Your task:
Identify all lines of the data containing the string "text" and copy them.

[Stored records]
****
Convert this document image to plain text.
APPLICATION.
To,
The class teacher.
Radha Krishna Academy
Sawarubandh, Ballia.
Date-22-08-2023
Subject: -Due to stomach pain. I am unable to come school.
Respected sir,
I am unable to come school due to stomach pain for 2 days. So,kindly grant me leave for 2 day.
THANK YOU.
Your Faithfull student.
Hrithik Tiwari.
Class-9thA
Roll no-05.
****
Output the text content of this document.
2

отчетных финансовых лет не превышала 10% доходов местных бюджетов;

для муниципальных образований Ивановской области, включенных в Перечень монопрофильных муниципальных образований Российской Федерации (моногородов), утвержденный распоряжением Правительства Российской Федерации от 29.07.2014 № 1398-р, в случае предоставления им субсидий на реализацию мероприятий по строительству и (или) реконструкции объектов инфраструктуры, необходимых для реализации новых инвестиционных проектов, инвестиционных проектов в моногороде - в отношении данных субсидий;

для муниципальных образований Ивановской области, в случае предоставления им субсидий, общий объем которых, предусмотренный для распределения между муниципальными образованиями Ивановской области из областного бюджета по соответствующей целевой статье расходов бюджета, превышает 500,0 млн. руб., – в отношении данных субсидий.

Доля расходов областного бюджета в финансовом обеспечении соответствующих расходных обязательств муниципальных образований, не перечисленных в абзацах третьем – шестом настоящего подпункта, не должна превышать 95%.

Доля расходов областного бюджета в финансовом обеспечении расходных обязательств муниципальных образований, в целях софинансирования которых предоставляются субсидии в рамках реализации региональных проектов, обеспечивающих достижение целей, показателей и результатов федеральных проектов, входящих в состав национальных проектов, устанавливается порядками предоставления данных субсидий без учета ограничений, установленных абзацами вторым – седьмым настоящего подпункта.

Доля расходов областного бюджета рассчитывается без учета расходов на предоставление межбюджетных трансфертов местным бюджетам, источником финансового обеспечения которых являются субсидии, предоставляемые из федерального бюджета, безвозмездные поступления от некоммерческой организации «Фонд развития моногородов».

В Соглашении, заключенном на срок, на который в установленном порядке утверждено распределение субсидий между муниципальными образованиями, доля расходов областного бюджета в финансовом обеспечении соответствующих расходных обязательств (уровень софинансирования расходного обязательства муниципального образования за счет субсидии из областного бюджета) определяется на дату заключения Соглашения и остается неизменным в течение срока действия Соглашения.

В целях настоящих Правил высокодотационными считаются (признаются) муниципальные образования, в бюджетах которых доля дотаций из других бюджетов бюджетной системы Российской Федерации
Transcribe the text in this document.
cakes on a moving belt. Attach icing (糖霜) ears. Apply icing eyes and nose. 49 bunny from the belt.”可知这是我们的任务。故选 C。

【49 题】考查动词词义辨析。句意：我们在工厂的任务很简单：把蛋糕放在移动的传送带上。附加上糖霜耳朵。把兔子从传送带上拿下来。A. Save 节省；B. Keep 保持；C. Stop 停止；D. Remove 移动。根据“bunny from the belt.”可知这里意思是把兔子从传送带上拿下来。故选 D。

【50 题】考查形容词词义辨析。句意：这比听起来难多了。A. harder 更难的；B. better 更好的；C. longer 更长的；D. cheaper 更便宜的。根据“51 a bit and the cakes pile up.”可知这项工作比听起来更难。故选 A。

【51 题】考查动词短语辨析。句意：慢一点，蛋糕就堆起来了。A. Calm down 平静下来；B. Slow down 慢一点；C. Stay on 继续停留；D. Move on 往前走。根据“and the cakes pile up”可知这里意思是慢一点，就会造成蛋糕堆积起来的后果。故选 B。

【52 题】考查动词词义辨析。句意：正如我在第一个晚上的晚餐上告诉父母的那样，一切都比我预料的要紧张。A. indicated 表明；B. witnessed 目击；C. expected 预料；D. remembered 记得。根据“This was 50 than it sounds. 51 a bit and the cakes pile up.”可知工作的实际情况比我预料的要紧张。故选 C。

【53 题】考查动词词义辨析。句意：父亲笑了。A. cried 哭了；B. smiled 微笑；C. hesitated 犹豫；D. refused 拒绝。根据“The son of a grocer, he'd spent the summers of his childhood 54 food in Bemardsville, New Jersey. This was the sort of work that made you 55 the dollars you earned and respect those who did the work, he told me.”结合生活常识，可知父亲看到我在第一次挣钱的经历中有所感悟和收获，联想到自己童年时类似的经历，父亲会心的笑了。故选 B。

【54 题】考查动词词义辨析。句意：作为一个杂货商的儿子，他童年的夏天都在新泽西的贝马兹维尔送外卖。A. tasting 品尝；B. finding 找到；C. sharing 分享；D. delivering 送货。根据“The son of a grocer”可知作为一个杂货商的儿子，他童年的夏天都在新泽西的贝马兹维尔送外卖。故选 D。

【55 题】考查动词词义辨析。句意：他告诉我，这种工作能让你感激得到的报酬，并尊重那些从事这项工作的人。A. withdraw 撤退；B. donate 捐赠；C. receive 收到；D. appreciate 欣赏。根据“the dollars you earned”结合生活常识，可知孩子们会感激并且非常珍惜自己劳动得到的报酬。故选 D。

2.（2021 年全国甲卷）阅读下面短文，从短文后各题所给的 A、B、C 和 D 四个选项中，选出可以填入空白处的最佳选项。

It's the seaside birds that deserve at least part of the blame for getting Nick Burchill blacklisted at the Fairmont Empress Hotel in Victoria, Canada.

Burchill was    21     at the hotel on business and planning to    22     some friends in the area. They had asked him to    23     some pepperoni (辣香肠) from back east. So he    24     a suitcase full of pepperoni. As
****
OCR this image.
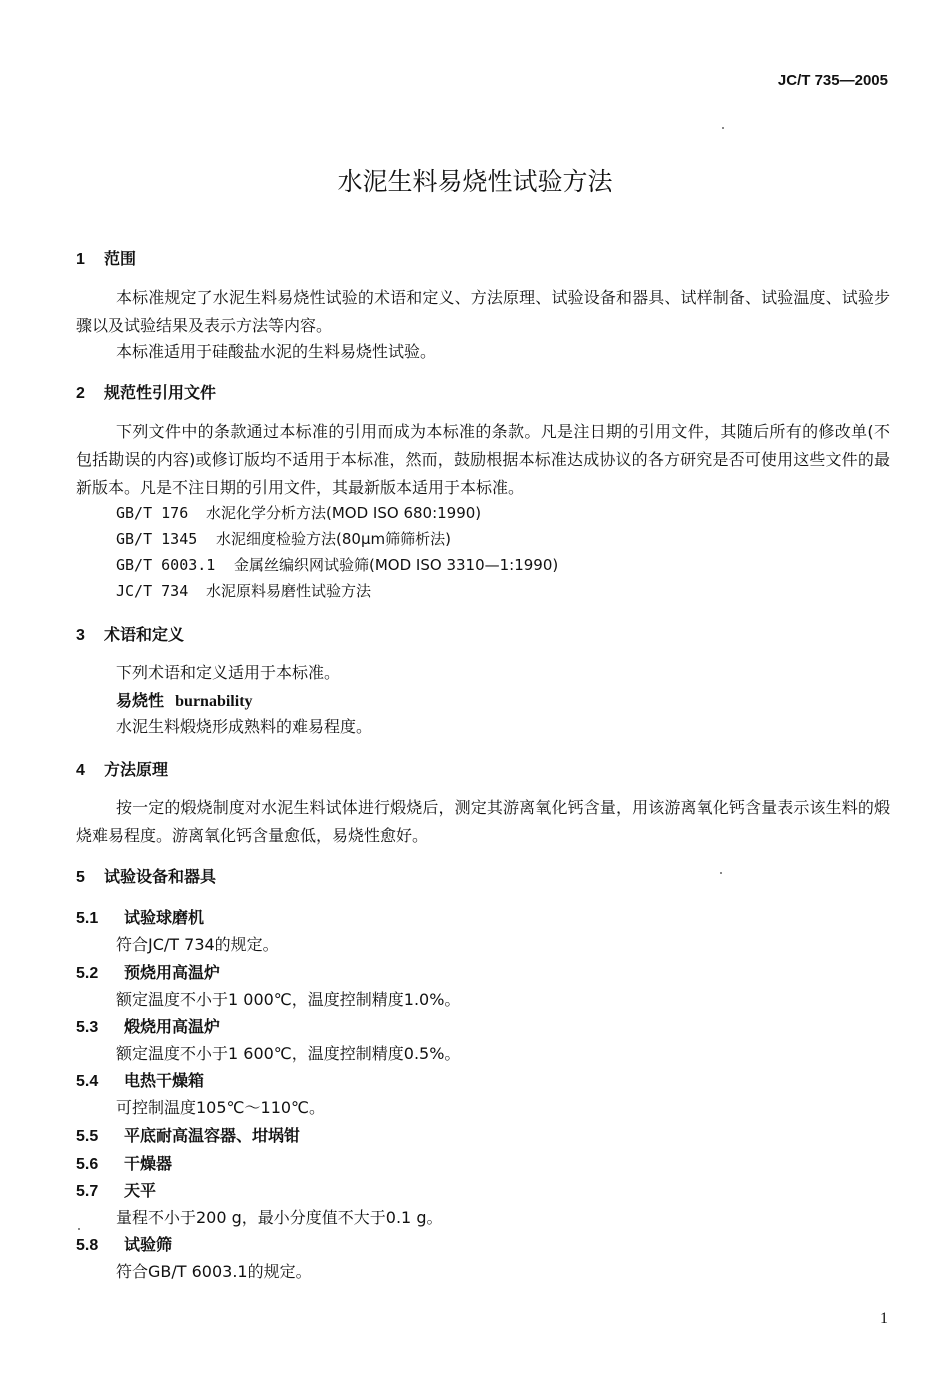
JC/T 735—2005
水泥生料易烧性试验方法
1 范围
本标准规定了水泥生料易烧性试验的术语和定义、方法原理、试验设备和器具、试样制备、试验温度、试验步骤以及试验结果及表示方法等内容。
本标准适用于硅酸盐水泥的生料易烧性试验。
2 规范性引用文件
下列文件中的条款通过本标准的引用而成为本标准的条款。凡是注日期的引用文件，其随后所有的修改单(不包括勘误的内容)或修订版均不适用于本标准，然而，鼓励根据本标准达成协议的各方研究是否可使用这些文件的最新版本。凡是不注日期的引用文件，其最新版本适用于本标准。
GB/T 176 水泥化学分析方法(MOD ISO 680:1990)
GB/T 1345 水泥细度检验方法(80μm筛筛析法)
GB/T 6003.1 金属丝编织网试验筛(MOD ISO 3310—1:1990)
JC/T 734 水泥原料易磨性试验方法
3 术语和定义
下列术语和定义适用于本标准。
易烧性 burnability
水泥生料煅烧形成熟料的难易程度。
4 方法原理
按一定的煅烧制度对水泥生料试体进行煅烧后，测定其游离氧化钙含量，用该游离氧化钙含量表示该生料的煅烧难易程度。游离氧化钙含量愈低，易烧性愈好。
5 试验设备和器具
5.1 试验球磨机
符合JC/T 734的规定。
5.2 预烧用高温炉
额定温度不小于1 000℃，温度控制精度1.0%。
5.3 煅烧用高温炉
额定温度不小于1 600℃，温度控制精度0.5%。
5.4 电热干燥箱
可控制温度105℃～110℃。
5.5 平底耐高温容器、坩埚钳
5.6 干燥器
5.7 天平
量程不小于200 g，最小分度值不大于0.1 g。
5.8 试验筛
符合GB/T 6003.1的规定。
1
****
Response:
Convert this document image to plain text.
Output the text content of this document.
Transcribe the text in this document.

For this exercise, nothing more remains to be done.